WHAT IS REQUIRED
Repeat all of the data precisely.
--- START ---
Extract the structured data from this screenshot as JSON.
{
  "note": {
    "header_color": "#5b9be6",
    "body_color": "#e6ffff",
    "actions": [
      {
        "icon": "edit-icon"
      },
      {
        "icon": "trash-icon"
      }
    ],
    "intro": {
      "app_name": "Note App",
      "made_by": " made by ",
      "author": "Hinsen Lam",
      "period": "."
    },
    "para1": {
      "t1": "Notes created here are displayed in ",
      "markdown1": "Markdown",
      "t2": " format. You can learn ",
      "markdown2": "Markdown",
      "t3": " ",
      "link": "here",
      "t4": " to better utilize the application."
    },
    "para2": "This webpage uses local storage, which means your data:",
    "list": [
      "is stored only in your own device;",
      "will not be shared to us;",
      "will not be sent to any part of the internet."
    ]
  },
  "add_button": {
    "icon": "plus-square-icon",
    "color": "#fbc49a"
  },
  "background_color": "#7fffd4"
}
--- END ---
EXPECTED ANSWER
Extract the structured data from this screenshot as JSON.
{
  "note": {
    "header_color": "#5b9be6",
    "body_color": "#e6ffff",
    "actions": [
      {
        "icon": "edit-icon"
      },
      {
        "icon": "trash-icon"
      }
    ],
    "intro": {
      "app_name": "Note App",
      "made_by": " made by ",
      "author": "Hinsen Lam",
      "period": "."
    },
    "para1": {
      "t1": "Notes created here are displayed in ",
      "markdown1": "Markdown",
      "t2": " format. You can learn ",
      "markdown2": "Markdown",
      "t3": " ",
      "link": "here",
      "t4": " to better utilize the application."
    },
    "para2": "This webpage uses local storage, which means your data:",
    "list": [
      "is stored only in your own device;",
      "will not be shared to us;",
      "will not be sent to any part of the internet."
    ]
  },
  "add_button": {
    "icon": "plus-square-icon",
    "color": "#fbc49a"
  },
  "background_color": "#7fffd4"
}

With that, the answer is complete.